## [THE PROBLEM]
Beginning at the line containing "Extract the structured" and continuing to the end of the records below, give each line again exactly as it stands, and only those lines.

## [SUPPLIED INFORMATION]
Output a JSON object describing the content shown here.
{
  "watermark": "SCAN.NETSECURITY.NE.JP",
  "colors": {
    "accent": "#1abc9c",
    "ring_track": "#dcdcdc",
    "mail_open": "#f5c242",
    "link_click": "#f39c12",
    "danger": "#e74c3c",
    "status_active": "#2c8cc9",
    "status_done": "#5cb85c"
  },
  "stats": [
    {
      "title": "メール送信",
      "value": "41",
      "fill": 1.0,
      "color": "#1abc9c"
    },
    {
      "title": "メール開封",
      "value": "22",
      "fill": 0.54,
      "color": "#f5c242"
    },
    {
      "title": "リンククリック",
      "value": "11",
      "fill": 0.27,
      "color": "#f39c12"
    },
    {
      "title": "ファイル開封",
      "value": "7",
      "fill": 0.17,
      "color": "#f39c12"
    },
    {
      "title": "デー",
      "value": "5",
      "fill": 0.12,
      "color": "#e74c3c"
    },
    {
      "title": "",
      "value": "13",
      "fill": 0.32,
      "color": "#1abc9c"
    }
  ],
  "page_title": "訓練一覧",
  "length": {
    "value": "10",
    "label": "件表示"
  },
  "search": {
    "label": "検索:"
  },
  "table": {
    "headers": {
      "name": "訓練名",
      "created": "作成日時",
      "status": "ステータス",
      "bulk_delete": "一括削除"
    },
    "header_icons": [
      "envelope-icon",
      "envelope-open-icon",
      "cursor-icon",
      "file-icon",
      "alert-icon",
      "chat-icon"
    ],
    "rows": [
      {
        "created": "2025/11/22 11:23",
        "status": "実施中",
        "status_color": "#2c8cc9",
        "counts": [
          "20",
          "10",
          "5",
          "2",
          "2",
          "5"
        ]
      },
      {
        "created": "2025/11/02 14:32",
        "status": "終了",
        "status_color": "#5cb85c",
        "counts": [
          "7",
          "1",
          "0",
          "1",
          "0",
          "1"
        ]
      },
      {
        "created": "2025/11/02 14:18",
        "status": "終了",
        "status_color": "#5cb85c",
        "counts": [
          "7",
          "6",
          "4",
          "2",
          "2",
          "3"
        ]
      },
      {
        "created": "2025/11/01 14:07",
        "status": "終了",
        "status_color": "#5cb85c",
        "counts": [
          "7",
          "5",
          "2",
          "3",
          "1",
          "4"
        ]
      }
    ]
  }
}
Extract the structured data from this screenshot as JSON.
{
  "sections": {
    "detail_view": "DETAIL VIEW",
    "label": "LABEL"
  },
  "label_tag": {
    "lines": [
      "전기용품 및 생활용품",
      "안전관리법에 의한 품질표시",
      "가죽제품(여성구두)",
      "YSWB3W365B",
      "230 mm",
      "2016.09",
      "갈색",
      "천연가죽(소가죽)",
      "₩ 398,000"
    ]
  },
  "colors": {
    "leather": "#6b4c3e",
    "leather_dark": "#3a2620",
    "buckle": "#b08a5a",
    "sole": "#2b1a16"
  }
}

## [ANSWER TO THE EXERCISE]
Extract the structured data from this screenshot as JSON.
{
  "sections": {
    "detail_view": "DETAIL VIEW",
    "label": "LABEL"
  },
  "label_tag": {
    "lines": [
      "전기용품 및 생활용품",
      "안전관리법에 의한 품질표시",
      "가죽제품(여성구두)",
      "YSWB3W365B",
      "230 mm",
      "2016.09",
      "갈색",
      "천연가죽(소가죽)",
      "₩ 398,000"
    ]
  },
  "colors": {
    "leather": "#6b4c3e",
    "leather_dark": "#3a2620",
    "buckle": "#b08a5a",
    "sole": "#2b1a16"
  }
}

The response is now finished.